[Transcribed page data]
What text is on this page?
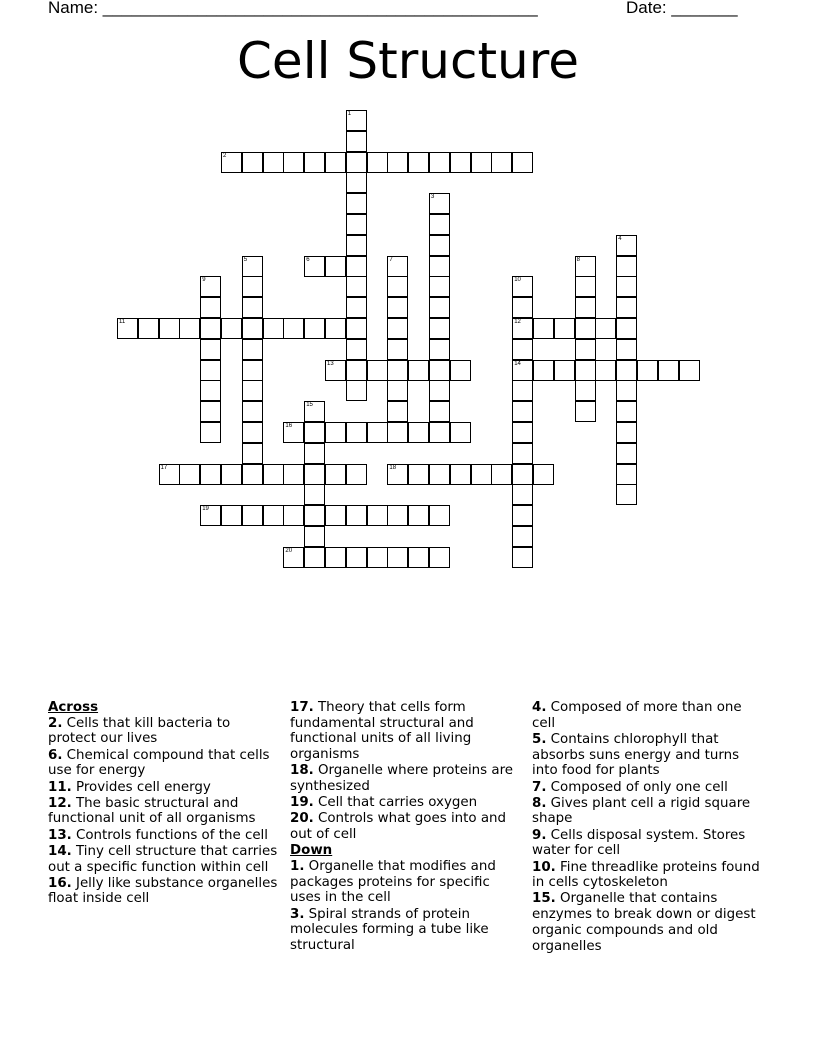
Name: ______________________________________________	Date: _______
Cell Structure
1
2
3
4
5	6	7	8
9	10
12
14
11
13
15
16
17	18
19
20
Across
2. Cells that kill bacteria to protect our lives
6. Chemical compound that cells use for energy
11. Provides cell energy
12. The basic structural and functional unit of all organisms
13. Controls functions of the cell
14. Tiny cell structure that carries out a specific function within cell
16. Jelly like substance organelles float inside cell
17. Theory that cells form fundamental structural and functional units of all living organisms
18. Organelle where proteins are synthesized
19. Cell that carries oxygen
20. Controls what goes into and out of cell
Down
1. Organelle that modifies and packages proteins for specific uses in the cell
3. Spiral strands of protein molecules forming a tube like structural
4. Composed of more than one cell
5. Contains chlorophyll that absorbs suns energy and turns into food for plants
7. Composed of only one cell
8. Gives plant cell a rigid square shape
9. Cells disposal system. Stores water for cell
10. Fine threadlike proteins found in cells cytoskeleton
15. Organelle that contains enzymes to break down or digest organic compounds and old organelles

§ Task description:
If a line in the records contains the string "carries", include it in the count; report that count alone.

§ Output:
2